━━ STORED DATA ━━
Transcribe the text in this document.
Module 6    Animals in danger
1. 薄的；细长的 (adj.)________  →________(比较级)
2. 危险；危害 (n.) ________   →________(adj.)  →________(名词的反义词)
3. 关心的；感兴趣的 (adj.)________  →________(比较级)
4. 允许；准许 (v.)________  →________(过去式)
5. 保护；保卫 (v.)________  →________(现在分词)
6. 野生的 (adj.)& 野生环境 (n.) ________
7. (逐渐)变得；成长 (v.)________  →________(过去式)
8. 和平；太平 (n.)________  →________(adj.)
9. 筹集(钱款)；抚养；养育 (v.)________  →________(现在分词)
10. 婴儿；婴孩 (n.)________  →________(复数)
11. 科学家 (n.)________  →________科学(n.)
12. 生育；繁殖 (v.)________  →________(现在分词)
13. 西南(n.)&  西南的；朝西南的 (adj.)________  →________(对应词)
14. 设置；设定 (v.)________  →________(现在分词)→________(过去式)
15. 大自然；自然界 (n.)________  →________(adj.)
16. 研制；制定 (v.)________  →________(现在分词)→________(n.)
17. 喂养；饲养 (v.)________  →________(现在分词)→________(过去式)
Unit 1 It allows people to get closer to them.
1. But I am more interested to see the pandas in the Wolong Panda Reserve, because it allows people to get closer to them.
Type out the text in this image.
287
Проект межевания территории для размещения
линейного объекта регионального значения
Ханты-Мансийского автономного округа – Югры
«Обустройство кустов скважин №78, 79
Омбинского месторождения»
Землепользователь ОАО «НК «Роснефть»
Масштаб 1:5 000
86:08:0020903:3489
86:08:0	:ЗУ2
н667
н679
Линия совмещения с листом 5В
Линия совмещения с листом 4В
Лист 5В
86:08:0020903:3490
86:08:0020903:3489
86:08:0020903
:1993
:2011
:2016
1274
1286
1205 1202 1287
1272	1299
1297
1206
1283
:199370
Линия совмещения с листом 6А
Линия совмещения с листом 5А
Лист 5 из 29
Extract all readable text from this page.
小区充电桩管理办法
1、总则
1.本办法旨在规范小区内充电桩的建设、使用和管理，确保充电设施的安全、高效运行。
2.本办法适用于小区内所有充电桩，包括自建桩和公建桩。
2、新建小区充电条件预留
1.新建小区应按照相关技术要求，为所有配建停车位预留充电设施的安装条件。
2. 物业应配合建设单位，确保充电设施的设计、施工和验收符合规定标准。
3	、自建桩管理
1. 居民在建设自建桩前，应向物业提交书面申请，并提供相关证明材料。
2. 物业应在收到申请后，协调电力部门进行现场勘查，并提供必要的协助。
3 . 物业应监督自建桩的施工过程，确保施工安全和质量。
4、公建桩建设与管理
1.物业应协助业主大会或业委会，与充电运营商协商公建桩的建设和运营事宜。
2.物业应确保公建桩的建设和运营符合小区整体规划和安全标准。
━━━
TASK STATEMENT »
Copy out each line of the entries that holds "allows".

EXPECTED OUTPUT »
Unit 1 It allows people to get closer to them.
1. But I am more interested to see the pandas in the Wolong Panda Reserve, because it allows people to get closer to them.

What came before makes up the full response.